◆ **What you have to do**
Find the lines that contain the word "formulations" and copy each one.

Lines of data
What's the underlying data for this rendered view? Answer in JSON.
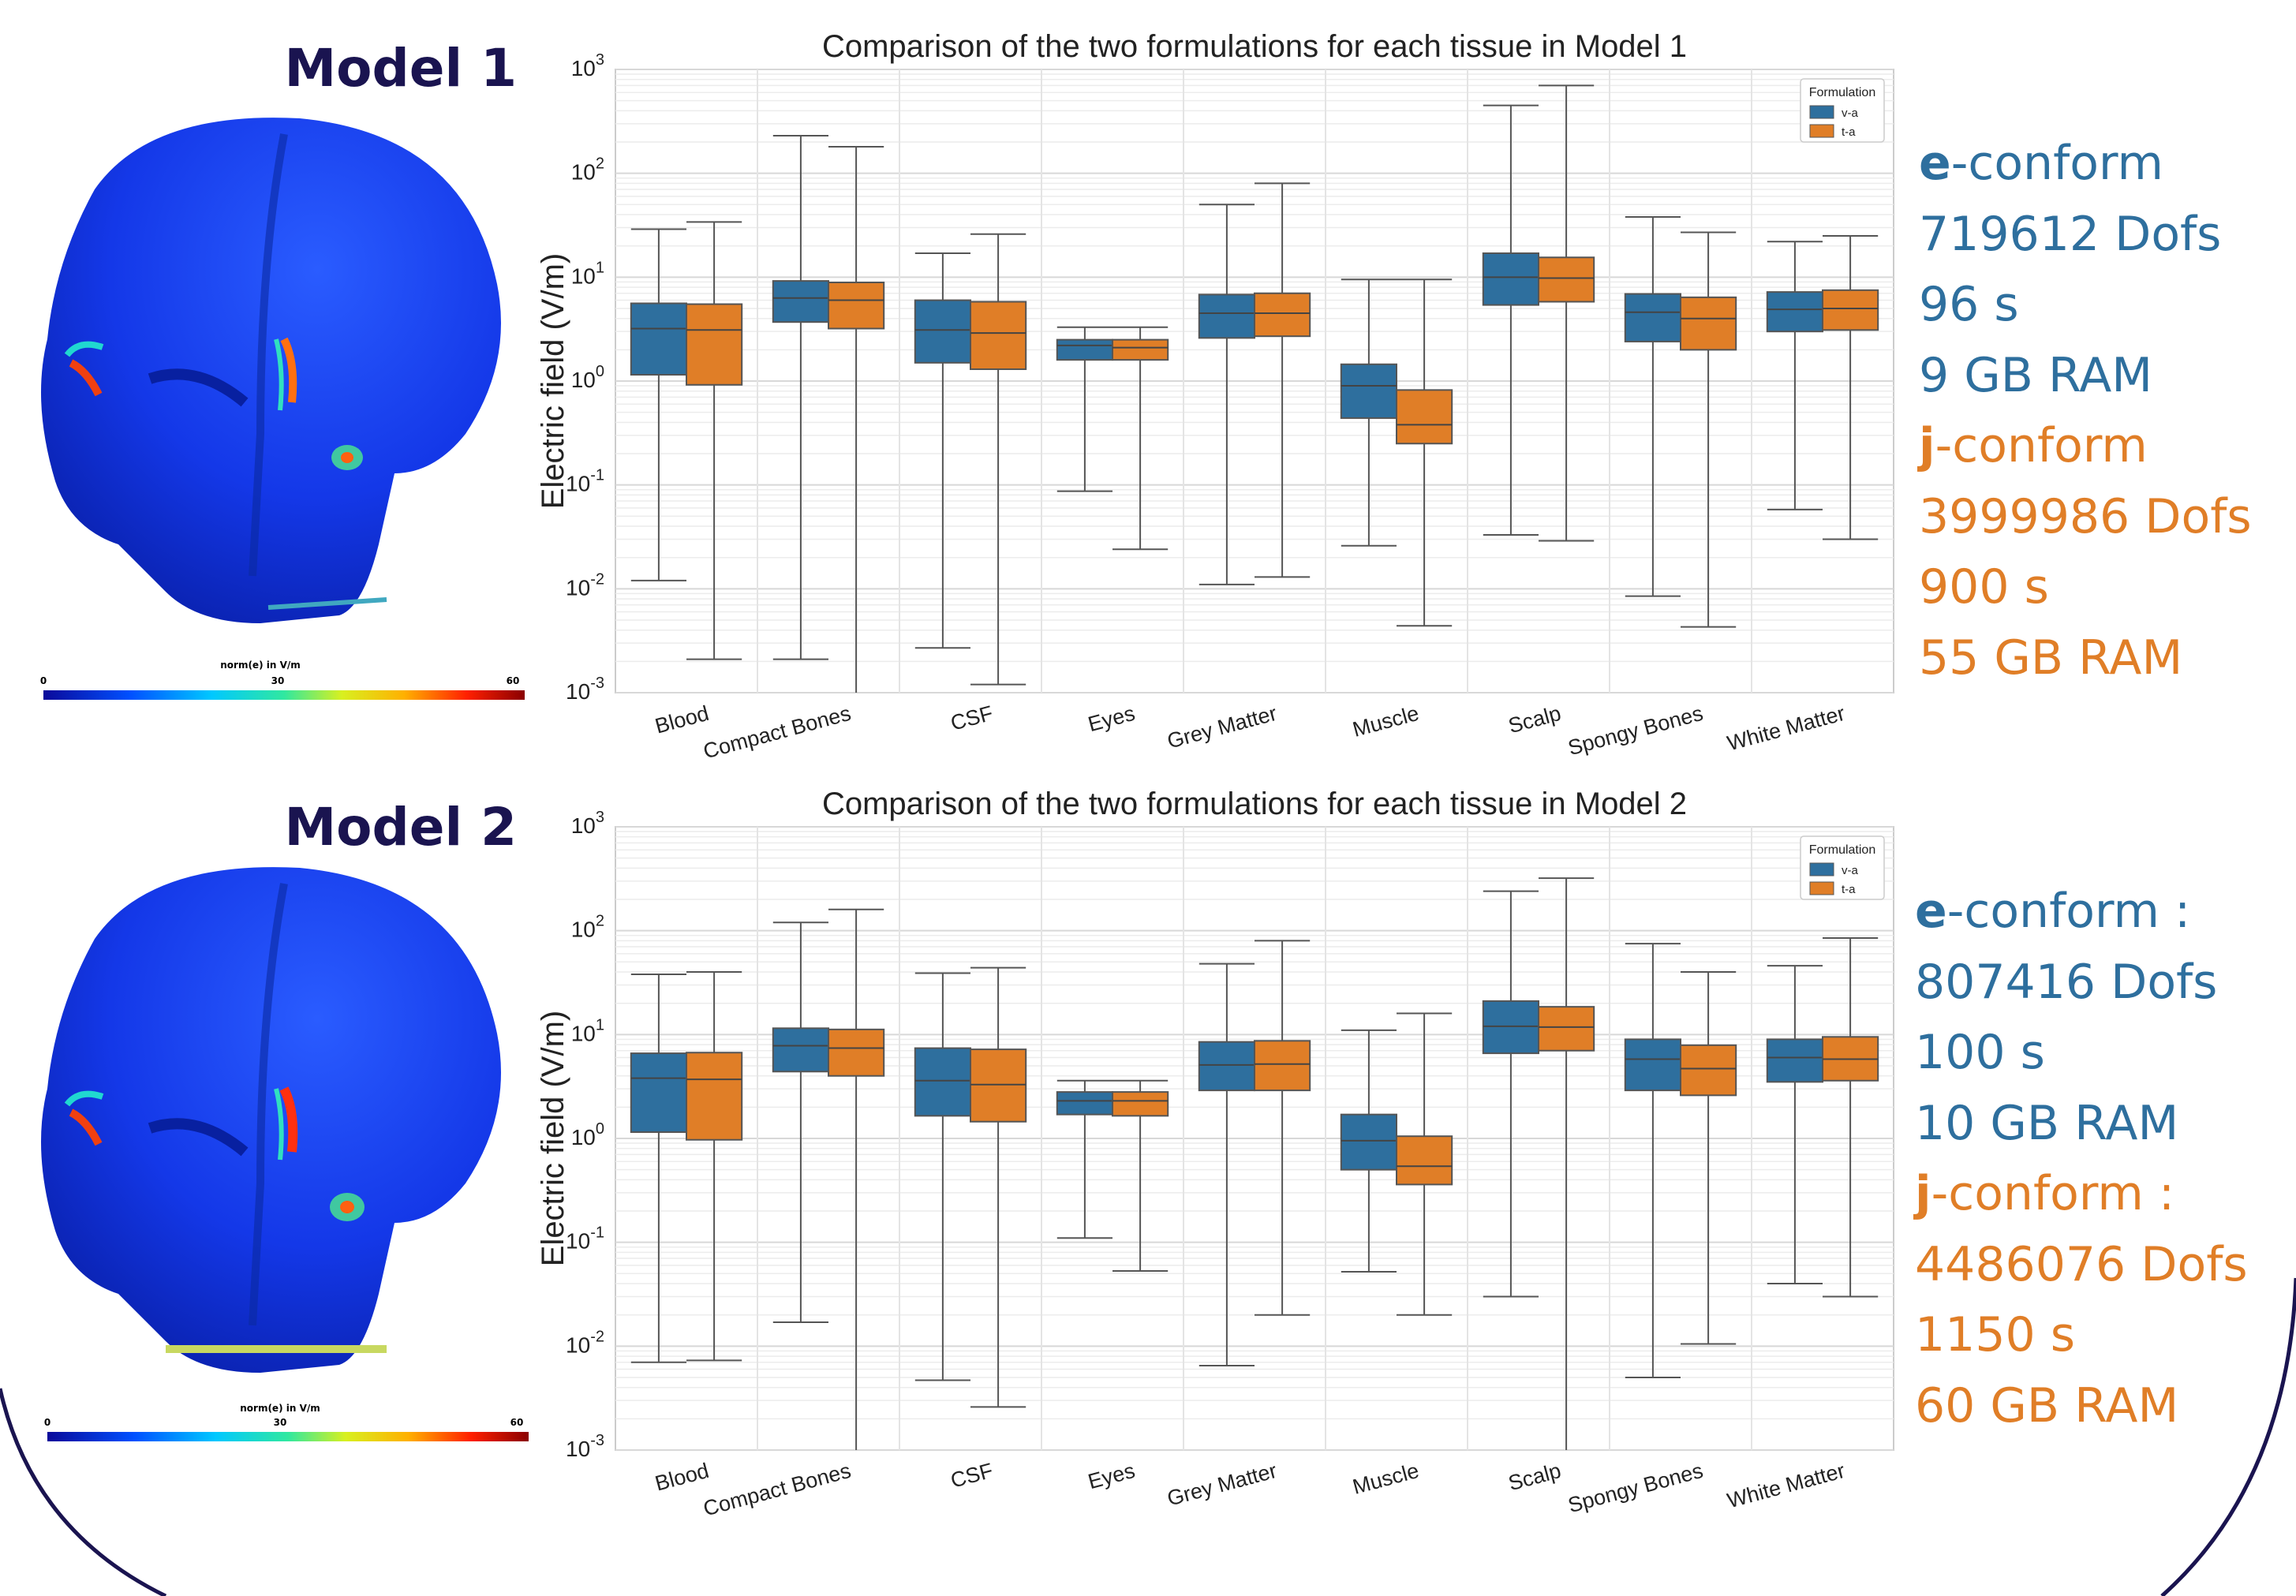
{
  "colors": {
    "va": "#2e6f9e",
    "ta": "#e07e27",
    "frame": "#1a1450"
  },
  "models": [
    {
      "title": "Model 1",
      "colorbar": {
        "label": "norm(e) in V/m",
        "min": "0",
        "mid": "30",
        "max": "60"
      },
      "stats": [
        {
          "bold": "e",
          "rest": "-conform",
          "kind": "e"
        },
        {
          "bold": "",
          "rest": "719612 Dofs",
          "kind": "e"
        },
        {
          "bold": "",
          "rest": "96 s",
          "kind": "e"
        },
        {
          "bold": "",
          "rest": "9 GB RAM",
          "kind": "e"
        },
        {
          "bold": "j",
          "rest": "-conform",
          "kind": "j"
        },
        {
          "bold": "",
          "rest": "3999986 Dofs",
          "kind": "j"
        },
        {
          "bold": "",
          "rest": "900 s",
          "kind": "j"
        },
        {
          "bold": "",
          "rest": "55 GB RAM",
          "kind": "j"
        }
      ]
    },
    {
      "title": "Model 2",
      "colorbar": {
        "label": "norm(e) in V/m",
        "min": "0",
        "mid": "30",
        "max": "60"
      },
      "stats": [
        {
          "bold": "e",
          "rest": "-conform :",
          "kind": "e"
        },
        {
          "bold": "",
          "rest": "807416 Dofs",
          "kind": "e"
        },
        {
          "bold": "",
          "rest": "100 s",
          "kind": "e"
        },
        {
          "bold": "",
          "rest": "10 GB RAM",
          "kind": "e"
        },
        {
          "bold": "j",
          "rest": "-conform :",
          "kind": "j"
        },
        {
          "bold": "",
          "rest": "4486076 Dofs",
          "kind": "j"
        },
        {
          "bold": "",
          "rest": "1150 s",
          "kind": "j"
        },
        {
          "bold": "",
          "rest": "60 GB RAM",
          "kind": "j"
        }
      ]
    }
  ],
  "chart_data": [
    {
      "type": "box",
      "title": "Comparison of the two formulations for each tissue in Model 1",
      "ylabel": "Electric field (V/m)",
      "yscale": "log",
      "ylim": [
        0.001,
        1000
      ],
      "yticks": [
        "10^-3",
        "10^-2",
        "10^-1",
        "10^0",
        "10^1",
        "10^2",
        "10^3"
      ],
      "grid": true,
      "legend": {
        "title": "Formulation",
        "position": "top-right",
        "entries": [
          "v-a",
          "t-a"
        ]
      },
      "categories": [
        "Blood",
        "Compact Bones",
        "CSF",
        "Eyes",
        "Grey Matter",
        "Muscle",
        "Scalp",
        "Spongy Bones",
        "White Matter"
      ],
      "series": [
        {
          "name": "v-a",
          "boxes": [
            {
              "low": 0.012,
              "q1": 1.15,
              "median": 3.2,
              "q3": 5.6,
              "high": 29
            },
            {
              "low": 0.0021,
              "q1": 3.7,
              "median": 6.3,
              "q3": 9.2,
              "high": 230
            },
            {
              "low": 0.0027,
              "q1": 1.5,
              "median": 3.1,
              "q3": 6.0,
              "high": 17
            },
            {
              "low": 0.087,
              "q1": 1.6,
              "median": 2.2,
              "q3": 2.5,
              "high": 3.3
            },
            {
              "low": 0.011,
              "q1": 2.6,
              "median": 4.5,
              "q3": 6.8,
              "high": 50
            },
            {
              "low": 0.026,
              "q1": 0.44,
              "median": 0.9,
              "q3": 1.45,
              "high": 9.5
            },
            {
              "low": 0.033,
              "q1": 5.4,
              "median": 10,
              "q3": 17,
              "high": 450
            },
            {
              "low": 0.0085,
              "q1": 2.4,
              "median": 4.6,
              "q3": 6.9,
              "high": 38
            },
            {
              "low": 0.058,
              "q1": 3.0,
              "median": 4.9,
              "q3": 7.2,
              "high": 22
            }
          ]
        },
        {
          "name": "t-a",
          "boxes": [
            {
              "low": 0.0021,
              "q1": 0.92,
              "median": 3.1,
              "q3": 5.5,
              "high": 34
            },
            {
              "low": 0.001,
              "q1": 3.2,
              "median": 6.0,
              "q3": 8.9,
              "high": 180
            },
            {
              "low": 0.0012,
              "q1": 1.3,
              "median": 2.9,
              "q3": 5.8,
              "high": 26
            },
            {
              "low": 0.024,
              "q1": 1.6,
              "median": 2.1,
              "q3": 2.5,
              "high": 3.3
            },
            {
              "low": 0.013,
              "q1": 2.7,
              "median": 4.5,
              "q3": 7.0,
              "high": 80
            },
            {
              "low": 0.0044,
              "q1": 0.25,
              "median": 0.38,
              "q3": 0.82,
              "high": 9.5
            },
            {
              "low": 0.029,
              "q1": 5.8,
              "median": 9.8,
              "q3": 15.5,
              "high": 700
            },
            {
              "low": 0.0043,
              "q1": 2.0,
              "median": 4.0,
              "q3": 6.4,
              "high": 27
            },
            {
              "low": 0.03,
              "q1": 3.1,
              "median": 5.0,
              "q3": 7.5,
              "high": 25
            }
          ]
        }
      ]
    },
    {
      "type": "box",
      "title": "Comparison of the two formulations for each tissue in Model 2",
      "ylabel": "Electric field (V/m)",
      "yscale": "log",
      "ylim": [
        0.001,
        1000
      ],
      "yticks": [
        "10^-3",
        "10^-2",
        "10^-1",
        "10^0",
        "10^1",
        "10^2",
        "10^3"
      ],
      "grid": true,
      "legend": {
        "title": "Formulation",
        "position": "top-right",
        "entries": [
          "v-a",
          "t-a"
        ]
      },
      "categories": [
        "Blood",
        "Compact Bones",
        "CSF",
        "Eyes",
        "Grey Matter",
        "Muscle",
        "Scalp",
        "Spongy Bones",
        "White Matter"
      ],
      "series": [
        {
          "name": "v-a",
          "boxes": [
            {
              "low": 0.007,
              "q1": 1.15,
              "median": 3.8,
              "q3": 6.6,
              "high": 38
            },
            {
              "low": 0.017,
              "q1": 4.4,
              "median": 7.8,
              "q3": 11.5,
              "high": 120
            },
            {
              "low": 0.0047,
              "q1": 1.65,
              "median": 3.6,
              "q3": 7.4,
              "high": 39
            },
            {
              "low": 0.11,
              "q1": 1.7,
              "median": 2.3,
              "q3": 2.8,
              "high": 3.6
            },
            {
              "low": 0.0065,
              "q1": 2.9,
              "median": 5.1,
              "q3": 8.5,
              "high": 48
            },
            {
              "low": 0.052,
              "q1": 0.5,
              "median": 0.95,
              "q3": 1.7,
              "high": 11
            },
            {
              "low": 0.03,
              "q1": 6.6,
              "median": 12,
              "q3": 21,
              "high": 240
            },
            {
              "low": 0.005,
              "q1": 2.9,
              "median": 5.8,
              "q3": 9.0,
              "high": 75
            },
            {
              "low": 0.04,
              "q1": 3.5,
              "median": 6.0,
              "q3": 9.0,
              "high": 46
            }
          ]
        },
        {
          "name": "t-a",
          "boxes": [
            {
              "low": 0.0073,
              "q1": 0.97,
              "median": 3.7,
              "q3": 6.7,
              "high": 40
            },
            {
              "low": 0.001,
              "q1": 4.0,
              "median": 7.4,
              "q3": 11.2,
              "high": 160
            },
            {
              "low": 0.0026,
              "q1": 1.45,
              "median": 3.3,
              "q3": 7.2,
              "high": 44
            },
            {
              "low": 0.053,
              "q1": 1.65,
              "median": 2.3,
              "q3": 2.8,
              "high": 3.6
            },
            {
              "low": 0.02,
              "q1": 2.9,
              "median": 5.2,
              "q3": 8.7,
              "high": 80
            },
            {
              "low": 0.02,
              "q1": 0.36,
              "median": 0.54,
              "q3": 1.05,
              "high": 16
            },
            {
              "low": 0.001,
              "q1": 7.0,
              "median": 11.8,
              "q3": 18.5,
              "high": 320
            },
            {
              "low": 0.0105,
              "q1": 2.6,
              "median": 4.7,
              "q3": 7.9,
              "high": 40
            },
            {
              "low": 0.03,
              "q1": 3.6,
              "median": 5.8,
              "q3": 9.5,
              "high": 85
            }
          ]
        }
      ]
    }
  ]
}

◆ **Reply**
      "title": "Comparison of the two formulations for each tissue in Model 1",
      "title": "Comparison of the two formulations for each tissue in Model 2",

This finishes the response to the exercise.